* Begin GIVEN RECORDS *

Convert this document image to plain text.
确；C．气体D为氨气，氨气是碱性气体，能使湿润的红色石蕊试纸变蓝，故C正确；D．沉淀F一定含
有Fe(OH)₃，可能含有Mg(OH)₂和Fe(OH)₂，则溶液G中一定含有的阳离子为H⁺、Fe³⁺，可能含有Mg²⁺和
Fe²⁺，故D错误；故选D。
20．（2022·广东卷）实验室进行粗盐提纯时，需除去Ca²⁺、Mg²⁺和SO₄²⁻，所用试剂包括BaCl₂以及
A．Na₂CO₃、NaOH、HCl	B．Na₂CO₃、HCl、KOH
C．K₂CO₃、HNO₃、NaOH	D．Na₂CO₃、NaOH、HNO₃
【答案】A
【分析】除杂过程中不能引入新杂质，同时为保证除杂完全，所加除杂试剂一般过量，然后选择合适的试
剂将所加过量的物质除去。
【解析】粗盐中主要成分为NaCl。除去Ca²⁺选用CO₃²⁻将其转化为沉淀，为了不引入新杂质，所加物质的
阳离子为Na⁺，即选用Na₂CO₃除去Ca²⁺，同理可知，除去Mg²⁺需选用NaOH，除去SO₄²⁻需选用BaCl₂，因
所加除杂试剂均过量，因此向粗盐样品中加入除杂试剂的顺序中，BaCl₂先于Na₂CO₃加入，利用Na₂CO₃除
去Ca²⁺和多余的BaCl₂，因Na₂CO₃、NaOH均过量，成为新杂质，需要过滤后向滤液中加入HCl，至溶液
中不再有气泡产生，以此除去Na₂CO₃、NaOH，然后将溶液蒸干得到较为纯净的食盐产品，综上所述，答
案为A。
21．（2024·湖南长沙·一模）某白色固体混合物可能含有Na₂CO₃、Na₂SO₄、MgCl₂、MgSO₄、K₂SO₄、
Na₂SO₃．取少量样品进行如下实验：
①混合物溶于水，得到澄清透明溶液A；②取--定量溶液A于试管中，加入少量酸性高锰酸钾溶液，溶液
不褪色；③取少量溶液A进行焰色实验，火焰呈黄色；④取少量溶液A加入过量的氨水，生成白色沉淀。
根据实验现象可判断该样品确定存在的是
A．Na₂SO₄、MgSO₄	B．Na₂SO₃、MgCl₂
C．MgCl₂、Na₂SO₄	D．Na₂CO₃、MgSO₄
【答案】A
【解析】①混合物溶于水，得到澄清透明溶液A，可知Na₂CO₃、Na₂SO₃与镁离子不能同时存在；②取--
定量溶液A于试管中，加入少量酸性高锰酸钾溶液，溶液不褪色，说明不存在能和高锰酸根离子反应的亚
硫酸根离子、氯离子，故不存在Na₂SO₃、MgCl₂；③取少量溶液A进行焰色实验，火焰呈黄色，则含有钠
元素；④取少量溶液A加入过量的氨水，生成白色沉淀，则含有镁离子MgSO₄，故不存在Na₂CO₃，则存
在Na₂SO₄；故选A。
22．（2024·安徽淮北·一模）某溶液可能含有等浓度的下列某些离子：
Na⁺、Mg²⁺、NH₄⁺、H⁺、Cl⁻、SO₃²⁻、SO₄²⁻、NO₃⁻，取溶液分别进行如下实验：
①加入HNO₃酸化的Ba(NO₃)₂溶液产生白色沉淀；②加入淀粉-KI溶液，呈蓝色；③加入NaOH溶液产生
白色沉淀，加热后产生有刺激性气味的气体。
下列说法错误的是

* End GIVEN RECORDS *

Please set down all the data word for word.

Convert this document image to plain text.
确；C．气体D为氨气，氨气是碱性气体，能使湿润的红色石蕊试纸变蓝，故C正确；D．沉淀F一定含
有Fe(OH)₃，可能含有Mg(OH)₂和Fe(OH)₂，则溶液G中一定含有的阳离子为H⁺、Fe³⁺，可能含有Mg²⁺和
Fe²⁺，故D错误；故选D。
20．（2022·广东卷）实验室进行粗盐提纯时，需除去Ca²⁺、Mg²⁺和SO₄²⁻，所用试剂包括BaCl₂以及
A．Na₂CO₃、NaOH、HCl	B．Na₂CO₃、HCl、KOH
C．K₂CO₃、HNO₃、NaOH	D．Na₂CO₃、NaOH、HNO₃
【答案】A
【分析】除杂过程中不能引入新杂质，同时为保证除杂完全，所加除杂试剂一般过量，然后选择合适的试
剂将所加过量的物质除去。
【解析】粗盐中主要成分为NaCl。除去Ca²⁺选用CO₃²⁻将其转化为沉淀，为了不引入新杂质，所加物质的
阳离子为Na⁺，即选用Na₂CO₃除去Ca²⁺，同理可知，除去Mg²⁺需选用NaOH，除去SO₄²⁻需选用BaCl₂，因
所加除杂试剂均过量，因此向粗盐样品中加入除杂试剂的顺序中，BaCl₂先于Na₂CO₃加入，利用Na₂CO₃除
去Ca²⁺和多余的BaCl₂，因Na₂CO₃、NaOH均过量，成为新杂质，需要过滤后向滤液中加入HCl，至溶液
中不再有气泡产生，以此除去Na₂CO₃、NaOH，然后将溶液蒸干得到较为纯净的食盐产品，综上所述，答
案为A。
21．（2024·湖南长沙·一模）某白色固体混合物可能含有Na₂CO₃、Na₂SO₄、MgCl₂、MgSO₄、K₂SO₄、
Na₂SO₃．取少量样品进行如下实验：
①混合物溶于水，得到澄清透明溶液A；②取--定量溶液A于试管中，加入少量酸性高锰酸钾溶液，溶液
不褪色；③取少量溶液A进行焰色实验，火焰呈黄色；④取少量溶液A加入过量的氨水，生成白色沉淀。
根据实验现象可判断该样品确定存在的是
A．Na₂SO₄、MgSO₄	B．Na₂SO₃、MgCl₂
C．MgCl₂、Na₂SO₄	D．Na₂CO₃、MgSO₄
【答案】A
【解析】①混合物溶于水，得到澄清透明溶液A，可知Na₂CO₃、Na₂SO₃与镁离子不能同时存在；②取--
定量溶液A于试管中，加入少量酸性高锰酸钾溶液，溶液不褪色，说明不存在能和高锰酸根离子反应的亚
硫酸根离子、氯离子，故不存在Na₂SO₃、MgCl₂；③取少量溶液A进行焰色实验，火焰呈黄色，则含有钠
元素；④取少量溶液A加入过量的氨水，生成白色沉淀，则含有镁离子MgSO₄，故不存在Na₂CO₃，则存
在Na₂SO₄；故选A。
22．（2024·安徽淮北·一模）某溶液可能含有等浓度的下列某些离子：
Na⁺、Mg²⁺、NH₄⁺、H⁺、Cl⁻、SO₃²⁻、SO₄²⁻、NO₃⁻，取溶液分别进行如下实验：
①加入HNO₃酸化的Ba(NO₃)₂溶液产生白色沉淀；②加入淀粉-KI溶液，呈蓝色；③加入NaOH溶液产生
白色沉淀，加热后产生有刺激性气味的气体。
下列说法错误的是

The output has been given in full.